*** Records for the task

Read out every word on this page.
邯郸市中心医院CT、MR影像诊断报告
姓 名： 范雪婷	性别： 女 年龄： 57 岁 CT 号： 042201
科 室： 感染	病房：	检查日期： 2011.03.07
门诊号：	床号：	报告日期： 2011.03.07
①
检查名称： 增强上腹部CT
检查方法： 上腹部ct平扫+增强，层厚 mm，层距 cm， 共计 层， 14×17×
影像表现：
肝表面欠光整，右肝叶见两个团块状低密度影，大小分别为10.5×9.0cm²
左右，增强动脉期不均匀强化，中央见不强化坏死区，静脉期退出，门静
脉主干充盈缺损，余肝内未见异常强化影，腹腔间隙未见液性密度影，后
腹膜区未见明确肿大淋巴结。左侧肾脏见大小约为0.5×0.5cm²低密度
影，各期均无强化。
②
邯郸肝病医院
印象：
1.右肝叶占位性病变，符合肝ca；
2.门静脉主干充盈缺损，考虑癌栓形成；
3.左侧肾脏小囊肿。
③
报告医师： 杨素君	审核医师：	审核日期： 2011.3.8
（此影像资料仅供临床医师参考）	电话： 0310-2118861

******

--- Aim ---
Output each entry precisely as given.

--- Complete response ---
Read out every word on this page.
邯郸市中心医院CT、MR影像诊断报告
姓 名： 范雪婷	性别： 女 年龄： 57 岁 CT 号： 042201
科 室： 感染	病房：	检查日期： 2011.03.07
门诊号：	床号：	报告日期： 2011.03.07
①
检查名称： 增强上腹部CT
检查方法： 上腹部ct平扫+增强，层厚 mm，层距 cm， 共计 层， 14×17×
影像表现：
肝表面欠光整，右肝叶见两个团块状低密度影，大小分别为10.5×9.0cm²
左右，增强动脉期不均匀强化，中央见不强化坏死区，静脉期退出，门静
脉主干充盈缺损，余肝内未见异常强化影，腹腔间隙未见液性密度影，后
腹膜区未见明确肿大淋巴结。左侧肾脏见大小约为0.5×0.5cm²低密度
影，各期均无强化。
②
邯郸肝病医院
印象：
1.右肝叶占位性病变，符合肝ca；
2.门静脉主干充盈缺损，考虑癌栓形成；
3.左侧肾脏小囊肿。
③
报告医师： 杨素君	审核医师：	审核日期： 2011.3.8
（此影像资料仅供临床医师参考）	电话： 0310-2118861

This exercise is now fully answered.